→ What you have to do
Update the items below so that every "download-label" becomes "download-text", changing nothing else, and leave the pictures out of your answer.

→ Material provided
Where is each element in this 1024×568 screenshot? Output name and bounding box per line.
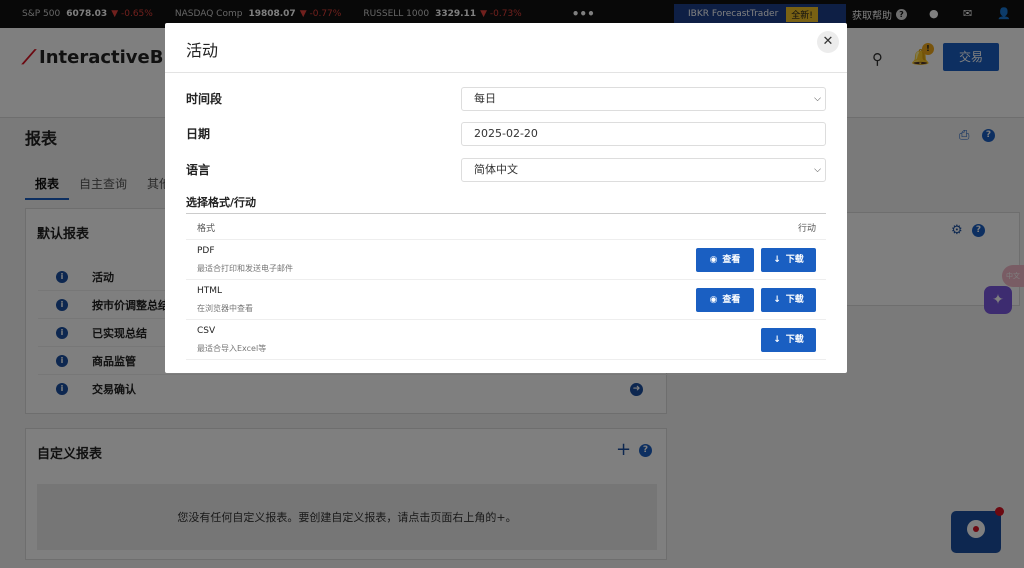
format-row-html: HTML 在浏览器中查看 ◉ 查看 ↓ 下载 <box>186 280 826 320</box>
format-name: HTML <box>197 286 223 296</box>
language-label: 语言 <box>186 163 211 177</box>
format-row-csv: CSV 最适合导入Excel等 ↓ 下载 <box>186 320 826 360</box>
modal-header: 活动 ✕ <box>165 23 847 73</box>
chevron-down-icon: ⌵ <box>814 165 821 175</box>
period-label: 时间段 <box>186 92 223 106</box>
format-description: 最适合打印和发送电子邮件 <box>197 264 293 273</box>
download-label: 下载 <box>785 255 804 265</box>
format-name: CSV <box>197 326 216 336</box>
download-arrow-icon: ↓ <box>773 335 781 345</box>
date-value: 2025-02-20 <box>474 127 538 140</box>
view-html-button[interactable]: ◉ 查看 <box>696 288 754 312</box>
date-label: 日期 <box>186 127 211 141</box>
view-label: 查看 <box>722 255 741 265</box>
download-csv-button[interactable]: ↓ 下载 <box>761 328 816 352</box>
download-arrow-icon: ↓ <box>773 295 781 305</box>
col-format-header: 格式 <box>197 224 216 234</box>
period-value: 每日 <box>474 92 496 105</box>
modal-title: 活动 <box>186 41 219 60</box>
format-name: PDF <box>197 246 215 256</box>
download-label: 下载 <box>785 295 804 305</box>
period-row: 时间段 每日 ⌵ <box>186 87 826 111</box>
view-label: 查看 <box>722 295 741 305</box>
download-arrow-icon: ↓ <box>773 255 781 265</box>
language-row: 语言 简体中文 ⌵ <box>186 158 826 182</box>
format-description: 在浏览器中查看 <box>197 304 253 313</box>
close-button[interactable]: ✕ <box>817 31 839 53</box>
format-table-header: 格式 行动 <box>186 214 826 240</box>
format-description: 最适合导入Excel等 <box>197 344 267 353</box>
format-row-pdf: PDF 最适合打印和发送电子邮件 ◉ 查看 ↓ 下载 <box>186 240 826 280</box>
download-label: 下载 <box>785 335 804 345</box>
language-select[interactable]: 简体中文 ⌵ <box>461 158 826 182</box>
chevron-down-icon: ⌵ <box>814 94 821 104</box>
date-row: 日期 2025-02-20 <box>186 122 826 146</box>
format-table: 格式 行动 PDF 最适合打印和发送电子邮件 ◉ 查看 ↓ 下载 HTML 在浏览器… <box>186 213 826 360</box>
eye-icon: ◉ <box>709 295 718 305</box>
format-section-title: 选择格式/行动 <box>186 196 257 209</box>
view-pdf-button[interactable]: ◉ 查看 <box>696 248 754 272</box>
col-action-header: 行动 <box>797 224 816 234</box>
download-pdf-button[interactable]: ↓ 下载 <box>761 248 816 272</box>
language-value: 简体中文 <box>474 163 518 176</box>
date-input[interactable]: 2025-02-20 <box>461 122 826 146</box>
download-html-button[interactable]: ↓ 下载 <box>761 288 816 312</box>
period-select[interactable]: 每日 ⌵ <box>461 87 826 111</box>
eye-icon: ◉ <box>709 255 718 265</box>
activity-report-modal: 活动 ✕ 时间段 每日 ⌵ 日期 2025-02-20 语言 简体中文 ⌵ 选择… <box>165 23 847 373</box>
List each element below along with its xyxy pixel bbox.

→ Response to this task
Where is each element in this 1024×568 screenshot? Output name and bounding box per line.
format-row-html: HTML 在浏览器中查看 ◉ 查看 ↓ 下载 <box>186 280 826 320</box>
format-name: HTML <box>197 286 223 296</box>
language-label: 语言 <box>186 163 211 177</box>
format-row-csv: CSV 最适合导入Excel等 ↓ 下载 <box>186 320 826 360</box>
modal-header: 活动 ✕ <box>165 23 847 73</box>
chevron-down-icon: ⌵ <box>814 165 821 175</box>
period-label: 时间段 <box>186 92 223 106</box>
format-description: 最适合打印和发送电子邮件 <box>197 264 293 273</box>
download-text: 下载 <box>785 255 804 265</box>
format-name: CSV <box>197 326 216 336</box>
download-arrow-icon: ↓ <box>773 335 781 345</box>
date-value: 2025-02-20 <box>474 127 538 140</box>
view-html-button[interactable]: ◉ 查看 <box>696 288 754 312</box>
date-label: 日期 <box>186 127 211 141</box>
view-label: 查看 <box>722 255 741 265</box>
download-csv-button[interactable]: ↓ 下载 <box>761 328 816 352</box>
download-arrow-icon: ↓ <box>773 295 781 305</box>
col-format-header: 格式 <box>197 224 216 234</box>
period-value: 每日 <box>474 92 496 105</box>
modal-title: 活动 <box>186 41 219 60</box>
format-name: PDF <box>197 246 215 256</box>
download-text: 下载 <box>785 295 804 305</box>
period-row: 时间段 每日 ⌵ <box>186 87 826 111</box>
view-label: 查看 <box>722 295 741 305</box>
download-arrow-icon: ↓ <box>773 255 781 265</box>
language-row: 语言 简体中文 ⌵ <box>186 158 826 182</box>
format-description: 在浏览器中查看 <box>197 304 253 313</box>
close-button[interactable]: ✕ <box>817 31 839 53</box>
format-table-header: 格式 行动 <box>186 214 826 240</box>
format-description: 最适合导入Excel等 <box>197 344 267 353</box>
format-row-pdf: PDF 最适合打印和发送电子邮件 ◉ 查看 ↓ 下载 <box>186 240 826 280</box>
download-text: 下载 <box>785 335 804 345</box>
language-select[interactable]: 简体中文 ⌵ <box>461 158 826 182</box>
chevron-down-icon: ⌵ <box>814 94 821 104</box>
date-row: 日期 2025-02-20 <box>186 122 826 146</box>
format-table: 格式 行动 PDF 最适合打印和发送电子邮件 ◉ 查看 ↓ 下载 HTML 在浏览器… <box>186 213 826 360</box>
eye-icon: ◉ <box>709 295 718 305</box>
format-section-title: 选择格式/行动 <box>186 196 257 209</box>
view-pdf-button[interactable]: ◉ 查看 <box>696 248 754 272</box>
col-action-header: 行动 <box>797 224 816 234</box>
download-pdf-button[interactable]: ↓ 下载 <box>761 248 816 272</box>
language-value: 简体中文 <box>474 163 518 176</box>
date-input[interactable]: 2025-02-20 <box>461 122 826 146</box>
download-html-button[interactable]: ↓ 下载 <box>761 288 816 312</box>
period-select[interactable]: 每日 ⌵ <box>461 87 826 111</box>
eye-icon: ◉ <box>709 255 718 265</box>
activity-report-modal: 活动 ✕ 时间段 每日 ⌵ 日期 2025-02-20 语言 简体中文 ⌵ 选择… <box>165 23 847 373</box>
List each element below along with its xyxy pixel bbox.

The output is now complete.